TO BE DONE:
Starting at the line that contains "Read all visible content and emit it as JSON.", copy each line through the final one exactly as written.

*** GIVEN RECORDS

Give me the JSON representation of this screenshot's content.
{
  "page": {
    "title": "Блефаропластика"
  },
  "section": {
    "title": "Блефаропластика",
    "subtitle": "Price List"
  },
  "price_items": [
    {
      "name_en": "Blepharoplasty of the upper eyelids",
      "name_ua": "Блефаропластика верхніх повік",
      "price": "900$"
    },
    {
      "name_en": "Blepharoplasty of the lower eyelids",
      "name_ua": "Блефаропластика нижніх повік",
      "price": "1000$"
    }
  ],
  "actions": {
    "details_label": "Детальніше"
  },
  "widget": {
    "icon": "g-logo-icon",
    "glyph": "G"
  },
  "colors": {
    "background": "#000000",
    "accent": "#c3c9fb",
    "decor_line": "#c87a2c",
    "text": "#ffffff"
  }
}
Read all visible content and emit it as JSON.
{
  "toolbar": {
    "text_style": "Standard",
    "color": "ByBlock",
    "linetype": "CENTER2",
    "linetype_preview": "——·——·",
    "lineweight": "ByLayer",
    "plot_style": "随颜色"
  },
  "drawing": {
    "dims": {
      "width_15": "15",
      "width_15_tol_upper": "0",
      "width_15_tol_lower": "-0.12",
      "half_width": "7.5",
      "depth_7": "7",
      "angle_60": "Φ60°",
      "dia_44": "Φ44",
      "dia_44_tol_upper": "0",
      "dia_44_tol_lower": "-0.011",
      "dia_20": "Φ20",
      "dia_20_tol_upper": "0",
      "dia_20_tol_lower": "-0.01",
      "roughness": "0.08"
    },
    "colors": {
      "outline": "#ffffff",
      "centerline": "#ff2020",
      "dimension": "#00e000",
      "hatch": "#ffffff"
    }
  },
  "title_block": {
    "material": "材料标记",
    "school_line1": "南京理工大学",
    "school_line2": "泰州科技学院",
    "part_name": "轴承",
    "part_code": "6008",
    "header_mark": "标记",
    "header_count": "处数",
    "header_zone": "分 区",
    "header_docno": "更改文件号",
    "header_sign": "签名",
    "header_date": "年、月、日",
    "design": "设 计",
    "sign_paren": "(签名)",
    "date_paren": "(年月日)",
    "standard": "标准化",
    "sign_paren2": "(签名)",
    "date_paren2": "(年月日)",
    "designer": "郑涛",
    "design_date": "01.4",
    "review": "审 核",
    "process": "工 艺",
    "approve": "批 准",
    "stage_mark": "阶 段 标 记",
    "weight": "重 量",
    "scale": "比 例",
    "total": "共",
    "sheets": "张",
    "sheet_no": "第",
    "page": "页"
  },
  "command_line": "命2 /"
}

******

WORKED SOLUTION:
Read all visible content and emit it as JSON.
{
  "toolbar": {
    "text_style": "Standard",
    "color": "ByBlock",
    "linetype": "CENTER2",
    "linetype_preview": "——·——·",
    "lineweight": "ByLayer",
    "plot_style": "随颜色"
  },
  "drawing": {
    "dims": {
      "width_15": "15",
      "width_15_tol_upper": "0",
      "width_15_tol_lower": "-0.12",
      "half_width": "7.5",
      "depth_7": "7",
      "angle_60": "Φ60°",
      "dia_44": "Φ44",
      "dia_44_tol_upper": "0",
      "dia_44_tol_lower": "-0.011",
      "dia_20": "Φ20",
      "dia_20_tol_upper": "0",
      "dia_20_tol_lower": "-0.01",
      "roughness": "0.08"
    },
    "colors": {
      "outline": "#ffffff",
      "centerline": "#ff2020",
      "dimension": "#00e000",
      "hatch": "#ffffff"
    }
  },
  "title_block": {
    "material": "材料标记",
    "school_line1": "南京理工大学",
    "school_line2": "泰州科技学院",
    "part_name": "轴承",
    "part_code": "6008",
    "header_mark": "标记",
    "header_count": "处数",
    "header_zone": "分 区",
    "header_docno": "更改文件号",
    "header_sign": "签名",
    "header_date": "年、月、日",
    "design": "设 计",
    "sign_paren": "(签名)",
    "date_paren": "(年月日)",
    "standard": "标准化",
    "sign_paren2": "(签名)",
    "date_paren2": "(年月日)",
    "designer": "郑涛",
    "design_date": "01.4",
    "review": "审 核",
    "process": "工 艺",
    "approve": "批 准",
    "stage_mark": "阶 段 标 记",
    "weight": "重 量",
    "scale": "比 例",
    "total": "共",
    "sheets": "张",
    "sheet_no": "第",
    "page": "页"
  },
  "command_line": "命2 /"
}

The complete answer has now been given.